* INSTRUCTIONS FOR THE TASK:
Print the data exactly as it is given, please.

* INFORMATION GIVEN:
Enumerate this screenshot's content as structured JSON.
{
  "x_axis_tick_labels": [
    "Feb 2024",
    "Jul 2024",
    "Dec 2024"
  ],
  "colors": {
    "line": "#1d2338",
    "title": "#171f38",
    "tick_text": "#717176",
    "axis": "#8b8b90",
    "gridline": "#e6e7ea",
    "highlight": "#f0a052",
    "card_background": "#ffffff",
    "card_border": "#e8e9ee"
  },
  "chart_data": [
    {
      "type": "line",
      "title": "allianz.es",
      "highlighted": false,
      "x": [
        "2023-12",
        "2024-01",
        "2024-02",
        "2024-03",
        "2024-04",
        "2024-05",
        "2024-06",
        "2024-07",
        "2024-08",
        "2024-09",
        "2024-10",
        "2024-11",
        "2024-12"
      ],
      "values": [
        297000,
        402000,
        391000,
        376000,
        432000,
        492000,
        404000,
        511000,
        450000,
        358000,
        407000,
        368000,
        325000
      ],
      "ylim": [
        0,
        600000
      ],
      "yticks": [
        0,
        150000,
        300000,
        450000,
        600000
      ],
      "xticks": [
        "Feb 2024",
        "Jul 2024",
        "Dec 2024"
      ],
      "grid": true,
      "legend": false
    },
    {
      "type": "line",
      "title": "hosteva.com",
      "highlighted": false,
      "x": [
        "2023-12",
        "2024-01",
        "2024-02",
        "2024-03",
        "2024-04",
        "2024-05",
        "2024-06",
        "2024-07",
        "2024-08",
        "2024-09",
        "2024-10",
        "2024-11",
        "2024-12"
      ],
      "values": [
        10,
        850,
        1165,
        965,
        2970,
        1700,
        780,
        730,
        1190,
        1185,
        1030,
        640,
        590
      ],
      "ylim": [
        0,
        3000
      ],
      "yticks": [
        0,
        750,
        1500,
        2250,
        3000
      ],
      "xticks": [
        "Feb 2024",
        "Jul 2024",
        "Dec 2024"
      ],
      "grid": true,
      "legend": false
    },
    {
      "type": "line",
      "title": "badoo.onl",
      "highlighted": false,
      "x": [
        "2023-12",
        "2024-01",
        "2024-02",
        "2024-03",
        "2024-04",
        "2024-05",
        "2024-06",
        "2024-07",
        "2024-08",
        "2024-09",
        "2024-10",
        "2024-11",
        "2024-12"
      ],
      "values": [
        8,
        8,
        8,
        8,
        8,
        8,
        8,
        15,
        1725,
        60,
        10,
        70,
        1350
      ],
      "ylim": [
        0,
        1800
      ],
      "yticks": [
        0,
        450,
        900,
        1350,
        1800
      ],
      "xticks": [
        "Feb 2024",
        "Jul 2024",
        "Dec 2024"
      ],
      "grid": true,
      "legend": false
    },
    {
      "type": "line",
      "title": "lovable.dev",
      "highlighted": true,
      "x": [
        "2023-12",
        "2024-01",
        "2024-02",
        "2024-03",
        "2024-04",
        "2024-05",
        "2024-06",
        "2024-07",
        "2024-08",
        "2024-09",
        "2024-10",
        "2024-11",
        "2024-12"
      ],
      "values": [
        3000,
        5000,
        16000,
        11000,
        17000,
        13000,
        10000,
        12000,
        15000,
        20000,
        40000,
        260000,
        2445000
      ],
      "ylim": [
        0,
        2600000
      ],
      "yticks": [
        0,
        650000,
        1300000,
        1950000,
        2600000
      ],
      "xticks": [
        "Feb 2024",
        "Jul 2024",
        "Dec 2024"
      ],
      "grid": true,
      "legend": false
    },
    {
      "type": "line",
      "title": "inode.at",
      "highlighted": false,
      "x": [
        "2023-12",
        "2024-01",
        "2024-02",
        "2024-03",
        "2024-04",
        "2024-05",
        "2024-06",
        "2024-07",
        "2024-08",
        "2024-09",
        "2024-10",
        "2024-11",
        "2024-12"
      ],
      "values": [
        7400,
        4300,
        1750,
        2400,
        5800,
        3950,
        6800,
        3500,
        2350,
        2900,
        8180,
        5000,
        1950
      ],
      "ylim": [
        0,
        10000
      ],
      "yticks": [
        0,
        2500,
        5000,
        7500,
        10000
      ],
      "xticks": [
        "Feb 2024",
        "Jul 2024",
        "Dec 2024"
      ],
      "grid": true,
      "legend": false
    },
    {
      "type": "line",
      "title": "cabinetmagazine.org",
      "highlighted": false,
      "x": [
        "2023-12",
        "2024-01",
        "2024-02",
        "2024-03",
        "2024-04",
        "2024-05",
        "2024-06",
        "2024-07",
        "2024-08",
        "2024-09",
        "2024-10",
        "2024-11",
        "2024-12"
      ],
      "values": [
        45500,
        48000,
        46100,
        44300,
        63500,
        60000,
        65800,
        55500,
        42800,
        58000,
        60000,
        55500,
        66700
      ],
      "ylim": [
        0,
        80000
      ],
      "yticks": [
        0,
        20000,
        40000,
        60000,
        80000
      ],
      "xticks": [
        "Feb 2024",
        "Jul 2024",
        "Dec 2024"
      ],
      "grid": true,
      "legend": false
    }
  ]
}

* PROBLEM SOLUTION:
Enumerate this screenshot's content as structured JSON.
{
  "x_axis_tick_labels": [
    "Feb 2024",
    "Jul 2024",
    "Dec 2024"
  ],
  "colors": {
    "line": "#1d2338",
    "title": "#171f38",
    "tick_text": "#717176",
    "axis": "#8b8b90",
    "gridline": "#e6e7ea",
    "highlight": "#f0a052",
    "card_background": "#ffffff",
    "card_border": "#e8e9ee"
  },
  "chart_data": [
    {
      "type": "line",
      "title": "allianz.es",
      "highlighted": false,
      "x": [
        "2023-12",
        "2024-01",
        "2024-02",
        "2024-03",
        "2024-04",
        "2024-05",
        "2024-06",
        "2024-07",
        "2024-08",
        "2024-09",
        "2024-10",
        "2024-11",
        "2024-12"
      ],
      "values": [
        297000,
        402000,
        391000,
        376000,
        432000,
        492000,
        404000,
        511000,
        450000,
        358000,
        407000,
        368000,
        325000
      ],
      "ylim": [
        0,
        600000
      ],
      "yticks": [
        0,
        150000,
        300000,
        450000,
        600000
      ],
      "xticks": [
        "Feb 2024",
        "Jul 2024",
        "Dec 2024"
      ],
      "grid": true,
      "legend": false
    },
    {
      "type": "line",
      "title": "hosteva.com",
      "highlighted": false,
      "x": [
        "2023-12",
        "2024-01",
        "2024-02",
        "2024-03",
        "2024-04",
        "2024-05",
        "2024-06",
        "2024-07",
        "2024-08",
        "2024-09",
        "2024-10",
        "2024-11",
        "2024-12"
      ],
      "values": [
        10,
        850,
        1165,
        965,
        2970,
        1700,
        780,
        730,
        1190,
        1185,
        1030,
        640,
        590
      ],
      "ylim": [
        0,
        3000
      ],
      "yticks": [
        0,
        750,
        1500,
        2250,
        3000
      ],
      "xticks": [
        "Feb 2024",
        "Jul 2024",
        "Dec 2024"
      ],
      "grid": true,
      "legend": false
    },
    {
      "type": "line",
      "title": "badoo.onl",
      "highlighted": false,
      "x": [
        "2023-12",
        "2024-01",
        "2024-02",
        "2024-03",
        "2024-04",
        "2024-05",
        "2024-06",
        "2024-07",
        "2024-08",
        "2024-09",
        "2024-10",
        "2024-11",
        "2024-12"
      ],
      "values": [
        8,
        8,
        8,
        8,
        8,
        8,
        8,
        15,
        1725,
        60,
        10,
        70,
        1350
      ],
      "ylim": [
        0,
        1800
      ],
      "yticks": [
        0,
        450,
        900,
        1350,
        1800
      ],
      "xticks": [
        "Feb 2024",
        "Jul 2024",
        "Dec 2024"
      ],
      "grid": true,
      "legend": false
    },
    {
      "type": "line",
      "title": "lovable.dev",
      "highlighted": true,
      "x": [
        "2023-12",
        "2024-01",
        "2024-02",
        "2024-03",
        "2024-04",
        "2024-05",
        "2024-06",
        "2024-07",
        "2024-08",
        "2024-09",
        "2024-10",
        "2024-11",
        "2024-12"
      ],
      "values": [
        3000,
        5000,
        16000,
        11000,
        17000,
        13000,
        10000,
        12000,
        15000,
        20000,
        40000,
        260000,
        2445000
      ],
      "ylim": [
        0,
        2600000
      ],
      "yticks": [
        0,
        650000,
        1300000,
        1950000,
        2600000
      ],
      "xticks": [
        "Feb 2024",
        "Jul 2024",
        "Dec 2024"
      ],
      "grid": true,
      "legend": false
    },
    {
      "type": "line",
      "title": "inode.at",
      "highlighted": false,
      "x": [
        "2023-12",
        "2024-01",
        "2024-02",
        "2024-03",
        "2024-04",
        "2024-05",
        "2024-06",
        "2024-07",
        "2024-08",
        "2024-09",
        "2024-10",
        "2024-11",
        "2024-12"
      ],
      "values": [
        7400,
        4300,
        1750,
        2400,
        5800,
        3950,
        6800,
        3500,
        2350,
        2900,
        8180,
        5000,
        1950
      ],
      "ylim": [
        0,
        10000
      ],
      "yticks": [
        0,
        2500,
        5000,
        7500,
        10000
      ],
      "xticks": [
        "Feb 2024",
        "Jul 2024",
        "Dec 2024"
      ],
      "grid": true,
      "legend": false
    },
    {
      "type": "line",
      "title": "cabinetmagazine.org",
      "highlighted": false,
      "x": [
        "2023-12",
        "2024-01",
        "2024-02",
        "2024-03",
        "2024-04",
        "2024-05",
        "2024-06",
        "2024-07",
        "2024-08",
        "2024-09",
        "2024-10",
        "2024-11",
        "2024-12"
      ],
      "values": [
        45500,
        48000,
        46100,
        44300,
        63500,
        60000,
        65800,
        55500,
        42800,
        58000,
        60000,
        55500,
        66700
      ],
      "ylim": [
        0,
        80000
      ],
      "yticks": [
        0,
        20000,
        40000,
        60000,
        80000
      ],
      "xticks": [
        "Feb 2024",
        "Jul 2024",
        "Dec 2024"
      ],
      "grid": true,
      "legend": false
    }
  ]
}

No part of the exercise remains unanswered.